**Stated problem**
Images excluded, repeat each entry below exactly.

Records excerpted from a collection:
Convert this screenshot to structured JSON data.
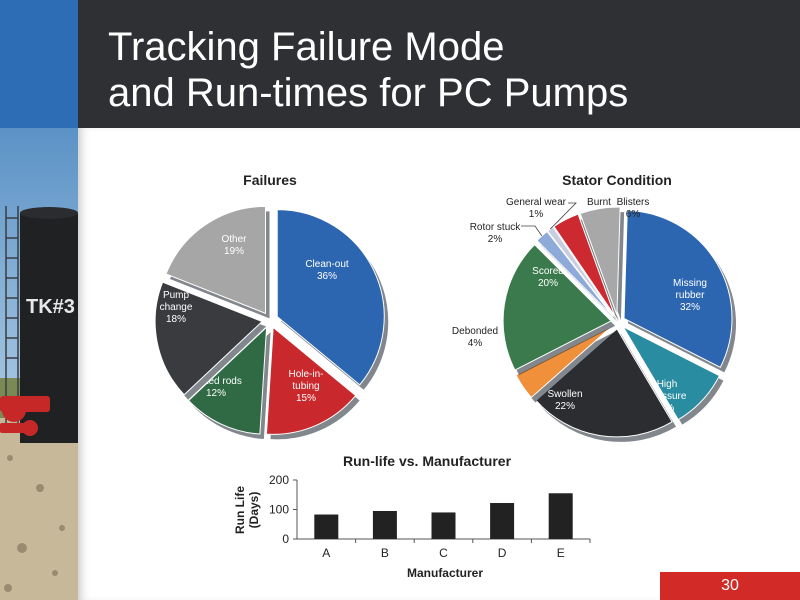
{
  "slide": {
    "title_line1": "Tracking Failure Mode",
    "title_line2": "and Run-times for PC Pumps",
    "page_number": "30",
    "tank_label": "TK#3"
  },
  "colors": {
    "header": "#2f3033",
    "accent_blue": "#2d6db5",
    "page_red": "#d22b27"
  },
  "chart_data": [
    {
      "type": "pie",
      "title": "Failures",
      "slices": [
        {
          "label": "Clean-out",
          "value": 36,
          "pct": "36%",
          "color": "#2d66b0"
        },
        {
          "label": "Hole-in-tubing",
          "value": 15,
          "pct": "15%",
          "color": "#c9282c"
        },
        {
          "label": "Parted rods",
          "value": 12,
          "pct": "12%",
          "color": "#2f6a45"
        },
        {
          "label": "Pump change",
          "value": 18,
          "pct": "18%",
          "color": "#3a3b3f"
        },
        {
          "label": "Other",
          "value": 19,
          "pct": "19%",
          "color": "#a6a6a6"
        }
      ]
    },
    {
      "type": "pie",
      "title": "Stator Condition",
      "slices": [
        {
          "label": "Missing rubber",
          "value": 32,
          "pct": "32%",
          "color": "#2d66b0"
        },
        {
          "label": "High pressure",
          "value": 9,
          "pct": "9%",
          "color": "#2a8ca0"
        },
        {
          "label": "Swollen",
          "value": 22,
          "pct": "22%",
          "color": "#2c2d31"
        },
        {
          "label": "Debonded",
          "value": 4,
          "pct": "4%",
          "color": "#f0903a"
        },
        {
          "label": "Scored",
          "value": 20,
          "pct": "20%",
          "color": "#3a7a4c"
        },
        {
          "label": "Rotor stuck",
          "value": 2,
          "pct": "2%",
          "color": "#8eaad8"
        },
        {
          "label": "General wear",
          "value": 1,
          "pct": "1%",
          "color": "#c9cde0"
        },
        {
          "label": "Burnt",
          "value": 4,
          "pct": "4%",
          "color": "#cc2a30"
        },
        {
          "label": "Blisters",
          "value": 6,
          "pct": "6%",
          "color": "#a8a8a8"
        }
      ]
    },
    {
      "type": "bar",
      "title": "Run-life vs. Manufacturer",
      "xlabel": "Manufacturer",
      "ylabel": "Run Life (Days)",
      "ylabel_line1": "Run Life",
      "ylabel_line2": "(Days)",
      "categories": [
        "A",
        "B",
        "C",
        "D",
        "E"
      ],
      "values": [
        83,
        95,
        90,
        122,
        155
      ],
      "ylim": [
        0,
        200
      ],
      "yticks": [
        0,
        100,
        200
      ],
      "color": "#222222"
    }
  ]
}
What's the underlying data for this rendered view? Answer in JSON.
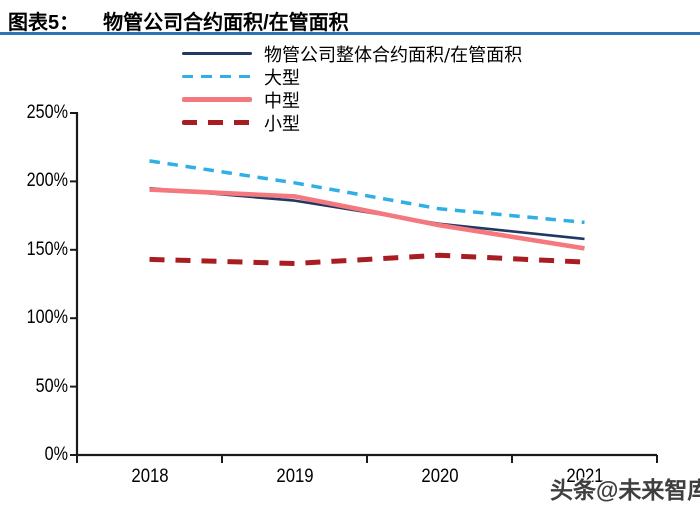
{
  "header": {
    "figure_label": "图表5：",
    "title": "物管公司合约面积/在管面积",
    "rule_color": "#2E74B5"
  },
  "watermark": "头条@未来智库",
  "chart_data": {
    "type": "line",
    "title": "物管公司合约面积/在管面积",
    "categories": [
      "2018",
      "2019",
      "2020",
      "2021"
    ],
    "series": [
      {
        "name": "物管公司整体合约面积/在管面积",
        "values": [
          195,
          186,
          169,
          158
        ],
        "color": "#1F3864",
        "style": "solid",
        "width": 2.6
      },
      {
        "name": "大型",
        "values": [
          215,
          199,
          180,
          170
        ],
        "color": "#2FAFE3",
        "style": "dashed",
        "width": 3.5
      },
      {
        "name": "中型",
        "values": [
          194,
          189,
          168,
          151
        ],
        "color": "#F4787D",
        "style": "solid",
        "width": 4.6
      },
      {
        "name": "小型",
        "values": [
          143,
          140,
          146,
          141
        ],
        "color": "#A81D22",
        "style": "dashed",
        "width": 5
      }
    ],
    "xlabel": "",
    "ylabel": "",
    "unit": "percent",
    "ylim": [
      0,
      250
    ],
    "y_ticks": [
      "0%",
      "50%",
      "100%",
      "150%",
      "200%",
      "250%"
    ],
    "legend_position": "top",
    "grid": false,
    "axis_color": "#1a1a1a"
  }
}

**Solution to the problem**
Convert this screenshot to structured JSON data.
{
  "slide": {
    "title_line1": "Tracking Failure Mode",
    "title_line2": "and Run-times for PC Pumps",
    "page_number": "30",
    "tank_label": "TK#3"
  },
  "colors": {
    "header": "#2f3033",
    "accent_blue": "#2d6db5",
    "page_red": "#d22b27"
  },
  "chart_data": [
    {
      "type": "pie",
      "title": "Failures",
      "slices": [
        {
          "label": "Clean-out",
          "value": 36,
          "pct": "36%",
          "color": "#2d66b0"
        },
        {
          "label": "Hole-in-tubing",
          "value": 15,
          "pct": "15%",
          "color": "#c9282c"
        },
        {
          "label": "Parted rods",
          "value": 12,
          "pct": "12%",
          "color": "#2f6a45"
        },
        {
          "label": "Pump change",
          "value": 18,
          "pct": "18%",
          "color": "#3a3b3f"
        },
        {
          "label": "Other",
          "value": 19,
          "pct": "19%",
          "color": "#a6a6a6"
        }
      ]
    },
    {
      "type": "pie",
      "title": "Stator Condition",
      "slices": [
        {
          "label": "Missing rubber",
          "value": 32,
          "pct": "32%",
          "color": "#2d66b0"
        },
        {
          "label": "High pressure",
          "value": 9,
          "pct": "9%",
          "color": "#2a8ca0"
        },
        {
          "label": "Swollen",
          "value": 22,
          "pct": "22%",
          "color": "#2c2d31"
        },
        {
          "label": "Debonded",
          "value": 4,
          "pct": "4%",
          "color": "#f0903a"
        },
        {
          "label": "Scored",
          "value": 20,
          "pct": "20%",
          "color": "#3a7a4c"
        },
        {
          "label": "Rotor stuck",
          "value": 2,
          "pct": "2%",
          "color": "#8eaad8"
        },
        {
          "label": "General wear",
          "value": 1,
          "pct": "1%",
          "color": "#c9cde0"
        },
        {
          "label": "Burnt",
          "value": 4,
          "pct": "4%",
          "color": "#cc2a30"
        },
        {
          "label": "Blisters",
          "value": 6,
          "pct": "6%",
          "color": "#a8a8a8"
        }
      ]
    },
    {
      "type": "bar",
      "title": "Run-life vs. Manufacturer",
      "xlabel": "Manufacturer",
      "ylabel": "Run Life (Days)",
      "ylabel_line1": "Run Life",
      "ylabel_line2": "(Days)",
      "categories": [
        "A",
        "B",
        "C",
        "D",
        "E"
      ],
      "values": [
        83,
        95,
        90,
        122,
        155
      ],
      "ylim": [
        0,
        200
      ],
      "yticks": [
        0,
        100,
        200
      ],
      "color": "#222222"
    }
  ]
}
What's the underlying data for this rendered view? Answer in JSON.
{
  "header": {
    "figure_label": "图表5：",
    "title": "物管公司合约面积/在管面积",
    "rule_color": "#2E74B5"
  },
  "watermark": "头条@未来智库",
  "chart_data": {
    "type": "line",
    "title": "物管公司合约面积/在管面积",
    "categories": [
      "2018",
      "2019",
      "2020",
      "2021"
    ],
    "series": [
      {
        "name": "物管公司整体合约面积/在管面积",
        "values": [
          195,
          186,
          169,
          158
        ],
        "color": "#1F3864",
        "style": "solid",
        "width": 2.6
      },
      {
        "name": "大型",
        "values": [
          215,
          199,
          180,
          170
        ],
        "color": "#2FAFE3",
        "style": "dashed",
        "width": 3.5
      },
      {
        "name": "中型",
        "values": [
          194,
          189,
          168,
          151
        ],
        "color": "#F4787D",
        "style": "solid",
        "width": 4.6
      },
      {
        "name": "小型",
        "values": [
          143,
          140,
          146,
          141
        ],
        "color": "#A81D22",
        "style": "dashed",
        "width": 5
      }
    ],
    "xlabel": "",
    "ylabel": "",
    "unit": "percent",
    "ylim": [
      0,
      250
    ],
    "y_ticks": [
      "0%",
      "50%",
      "100%",
      "150%",
      "200%",
      "250%"
    ],
    "legend_position": "top",
    "grid": false,
    "axis_color": "#1a1a1a"
  }
}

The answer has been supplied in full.